▶ _PROBLEM_
Return all lines from the listing below in which the string "City" occurs.

▶ _DATA ENTRIES_
** START **

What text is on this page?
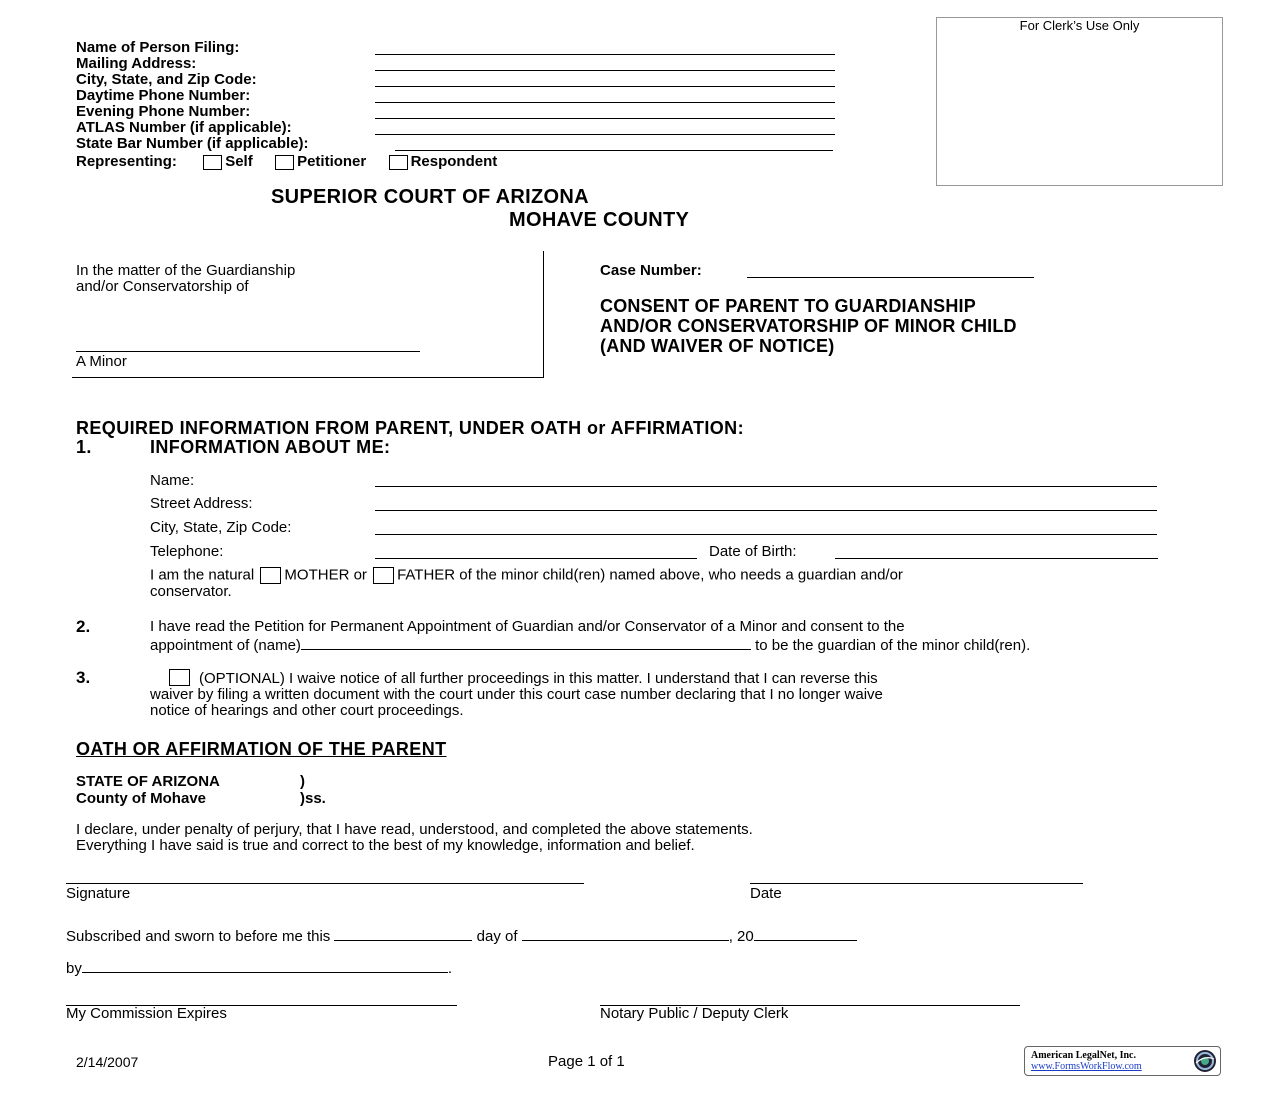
Name of Person Filing:
Mailing Address:
City, State, and Zip Code:
Daytime Phone Number:
Evening Phone Number:
ATLAS Number (if applicable):
State Bar Number (if applicable):
Representing:	Self	Petitioner	Respondent
For Clerk’s Use Only
SUPERIOR COURT OF ARIZONA
MOHAVE COUNTY
In the matter of the Guardianship
and/or Conservatorship of
A Minor
Case Number:
CONSENT OF PARENT TO GUARDIANSHIP
AND/OR CONSERVATORSHIP OF MINOR CHILD
(AND WAIVER OF NOTICE)
REQUIRED INFORMATION FROM PARENT, UNDER OATH or AFFIRMATION:
1.	INFORMATION ABOUT ME:
Name:
Street Address:
City, State, Zip Code:
Telephone:	Date of Birth:
I am the natural MOTHER or FATHER of the minor child(ren) named above, who needs a guardian and/or
conservator.
2.	I have read the Petition for Permanent Appointment of Guardian and/or Conservator of a Minor and consent to the
appointment of (name)	to be the guardian of the minor child(ren).
3.	(OPTIONAL) I waive notice of all further proceedings in this matter. I understand that I can reverse this
waiver by filing a written document with the court under this court case number declaring that I no longer waive
notice of hearings and other court proceedings.
OATH OR AFFIRMATION OF THE PARENT
STATE OF ARIZONA	)
County of Mohave	)ss.
I declare, under penalty of perjury, that I have read, understood, and completed the above statements.
Everything I have said is true and correct to the best of my knowledge, information and belief.
Signature	Date
Subscribed and sworn to before me this	day of	, 20
by	.
My Commission Expires	Notary Public / Deputy Clerk
2/14/2007	Page 1 of 1	American LegalNet, Inc.
www.FormsWorkFlow.com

** END **

▶ _WRITTEN SOLUTION_
City, State, and Zip Code:
City, State, Zip Code:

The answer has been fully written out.